将文本分成10个列表的高效/优雅方式

时间:2012-05-22 05:19:26

标签: python list parsing

是否有更有效的方法来执行下面的操作?我非常想认为有。这个脚本没有特别的用处,但是知道一种更有效的方法来做这件事仍然是非常好的。

# Divides text into 10 lists.. you'll see what I mean.
# 5/21/2012

filename = "test.txt"

FILE = open(filename,"r")

# READ FILE WORD-BY-WORD:
f = open(filename,"r")
lines = f.readlines()
for i in lines:
    thisline = i.split(" ")

FILE.close()

# DIVIDE INTO 10 LISTS:
list1 = []
list2 = []
list3 = []
list4 = []
list5 = []
list6 = []
list7 = []
list8 = []
list9 = []
list10 = []

j = 0
while j < len(thisline):
    x = thisline[j]
    list1.append(x)
    j+=1
    if j >= len(thisline):
        break

    x = thisline[j]
    list2.append(x)
    j+=1
    if j >= len(thisline):
        break

    x = thisline[j]
    list3.append(x)
    j+=1
    if j >= len(thisline):
        break

    x = thisline[j]
    list4.append(x)

» 所给数据
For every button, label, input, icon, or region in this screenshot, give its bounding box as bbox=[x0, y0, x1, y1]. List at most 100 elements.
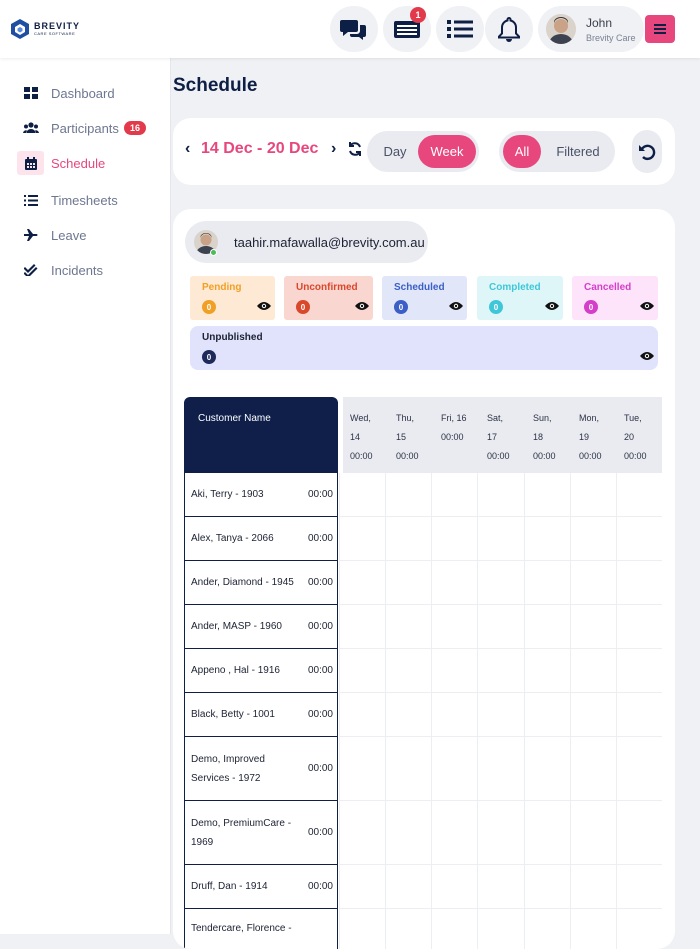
customer-cell[interactable]: Ander, Diamond - 1945 00:00 bbox=[184, 561, 338, 605]
schedule-cell[interactable] bbox=[569, 801, 616, 864]
reset-button[interactable] bbox=[632, 130, 662, 173]
customer-cell[interactable]: Demo, PremiumCare - 1969 00:00 bbox=[184, 801, 338, 865]
status-unconfirmed[interactable]: Unconfirmed 0 bbox=[284, 276, 373, 320]
schedule-cell[interactable] bbox=[431, 801, 477, 864]
schedule-cell[interactable] bbox=[385, 909, 431, 949]
customer-cell[interactable]: Ander, MASP - 1960 00:00 bbox=[184, 605, 338, 649]
schedule-cell[interactable] bbox=[431, 737, 477, 800]
schedule-cell[interactable] bbox=[431, 605, 477, 648]
eye-icon[interactable] bbox=[640, 351, 654, 361]
schedule-cell[interactable] bbox=[615, 561, 662, 604]
schedule-cell[interactable] bbox=[339, 605, 385, 648]
sidebar-item-leave[interactable]: Leave bbox=[0, 220, 171, 250]
previous-week-button[interactable]: ‹ bbox=[185, 140, 190, 158]
sidebar-item-schedule[interactable]: Schedule bbox=[0, 148, 171, 178]
schedule-cell[interactable] bbox=[523, 865, 570, 908]
schedule-cell[interactable] bbox=[523, 693, 570, 736]
schedule-cell[interactable] bbox=[523, 517, 570, 560]
schedule-cell[interactable] bbox=[615, 801, 662, 864]
schedule-cell[interactable] bbox=[615, 517, 662, 560]
day-view-button[interactable]: Day bbox=[371, 135, 419, 168]
all-filter-button[interactable]: All bbox=[503, 135, 541, 168]
schedule-cell[interactable] bbox=[431, 517, 477, 560]
schedule-cell[interactable] bbox=[385, 693, 431, 736]
schedule-cell[interactable] bbox=[477, 737, 523, 800]
schedule-cell[interactable] bbox=[523, 737, 570, 800]
list-button[interactable] bbox=[436, 6, 484, 52]
schedule-cell[interactable] bbox=[385, 865, 431, 908]
schedule-cell[interactable] bbox=[477, 649, 523, 692]
status-completed[interactable]: Completed 0 bbox=[477, 276, 563, 320]
schedule-cell[interactable] bbox=[569, 737, 616, 800]
eye-icon[interactable] bbox=[355, 301, 369, 311]
refresh-button[interactable] bbox=[343, 137, 367, 161]
schedule-cell[interactable] bbox=[523, 801, 570, 864]
schedule-cell[interactable] bbox=[431, 909, 477, 949]
status-unpublished[interactable]: Unpublished 0 bbox=[190, 326, 658, 370]
schedule-cell[interactable] bbox=[385, 737, 431, 800]
schedule-cell[interactable] bbox=[477, 865, 523, 908]
schedule-cell[interactable] bbox=[385, 801, 431, 864]
schedule-cell[interactable] bbox=[385, 605, 431, 648]
customer-cell[interactable]: Demo, Improved Services - 1972 00:00 bbox=[184, 737, 338, 801]
eye-icon[interactable] bbox=[257, 301, 271, 311]
schedule-cell[interactable] bbox=[431, 693, 477, 736]
schedule-cell[interactable] bbox=[569, 909, 616, 949]
hamburger-menu-button[interactable] bbox=[645, 15, 675, 43]
schedule-cell[interactable] bbox=[615, 693, 662, 736]
schedule-cell[interactable] bbox=[569, 865, 616, 908]
schedule-cell[interactable] bbox=[477, 693, 523, 736]
schedule-cell[interactable] bbox=[615, 909, 662, 949]
staff-selector[interactable]: taahir.mafawalla@brevity.com.au bbox=[185, 221, 428, 263]
schedule-cell[interactable] bbox=[431, 473, 477, 516]
schedule-cell[interactable] bbox=[569, 649, 616, 692]
schedule-cell[interactable] bbox=[477, 605, 523, 648]
schedule-cell[interactable] bbox=[339, 561, 385, 604]
sidebar-item-dashboard[interactable]: Dashboard bbox=[0, 78, 171, 108]
schedule-cell[interactable] bbox=[615, 605, 662, 648]
eye-icon[interactable] bbox=[640, 301, 654, 311]
sidebar-item-incidents[interactable]: Incidents bbox=[0, 255, 171, 285]
schedule-cell[interactable] bbox=[615, 473, 662, 516]
schedule-cell[interactable] bbox=[477, 473, 523, 516]
schedule-cell[interactable] bbox=[431, 561, 477, 604]
schedule-cell[interactable] bbox=[615, 649, 662, 692]
status-pending[interactable]: Pending 0 bbox=[190, 276, 275, 320]
status-scheduled[interactable]: Scheduled 0 bbox=[382, 276, 467, 320]
customer-cell[interactable]: Druff, Dan - 1914 00:00 bbox=[184, 865, 338, 909]
customer-cell[interactable]: Alex, Tanya - 2066 00:00 bbox=[184, 517, 338, 561]
schedule-cell[interactable] bbox=[385, 473, 431, 516]
schedule-cell[interactable] bbox=[523, 909, 570, 949]
schedule-cell[interactable] bbox=[477, 517, 523, 560]
schedule-cell[interactable] bbox=[569, 693, 616, 736]
sidebar-item-participants[interactable]: Participants 16 bbox=[0, 113, 171, 143]
schedule-cell[interactable] bbox=[477, 561, 523, 604]
notifications-button[interactable] bbox=[485, 6, 533, 52]
next-week-button[interactable]: › bbox=[331, 140, 336, 158]
eye-icon[interactable] bbox=[449, 301, 463, 311]
schedule-cell[interactable] bbox=[339, 865, 385, 908]
schedule-cell[interactable] bbox=[569, 517, 616, 560]
schedule-cell[interactable] bbox=[523, 473, 570, 516]
schedule-cell[interactable] bbox=[339, 909, 385, 949]
brand-logo[interactable]: BREVITY CARE SOFTWARE bbox=[10, 18, 80, 40]
schedule-cell[interactable] bbox=[339, 517, 385, 560]
schedule-cell[interactable] bbox=[385, 561, 431, 604]
schedule-cell[interactable] bbox=[339, 737, 385, 800]
schedule-cell[interactable] bbox=[339, 473, 385, 516]
schedule-cell[interactable] bbox=[523, 561, 570, 604]
schedule-cell[interactable] bbox=[569, 473, 616, 516]
schedule-cell[interactable] bbox=[339, 693, 385, 736]
customer-cell[interactable]: Black, Betty - 1001 00:00 bbox=[184, 693, 338, 737]
schedule-cell[interactable] bbox=[523, 605, 570, 648]
chat-button[interactable] bbox=[330, 6, 378, 52]
sidebar-item-timesheets[interactable]: Timesheets bbox=[0, 185, 171, 215]
user-menu[interactable]: John Brevity Care bbox=[538, 6, 644, 52]
schedule-cell[interactable] bbox=[477, 909, 523, 949]
schedule-cell[interactable] bbox=[431, 865, 477, 908]
schedule-cell[interactable] bbox=[615, 737, 662, 800]
schedule-cell[interactable] bbox=[385, 517, 431, 560]
eye-icon[interactable] bbox=[545, 301, 559, 311]
schedule-cell[interactable] bbox=[615, 865, 662, 908]
schedule-cell[interactable] bbox=[523, 649, 570, 692]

» 书面任务 1
把这篇关于将文本分成10个列表的帖子中从"# 5/21/2012"开始、到"FILE.close()"结束的部分原样重新打出来。
» 书面任务 2
这篇关于将文本分成10个列表的帖子标注了哪些标签?
上述数据取自另一个来源。

» 回复 1
# 5/21/2012

filename = "test.txt"

FILE = open(filename,"r")

# READ FILE WORD-BY-WORD:
f = open(filename,"r")
lines = f.readlines()
for i in lines:
    thisline = i.split(" ")

FILE.close()

» 回复 2
python、list 和 parsing。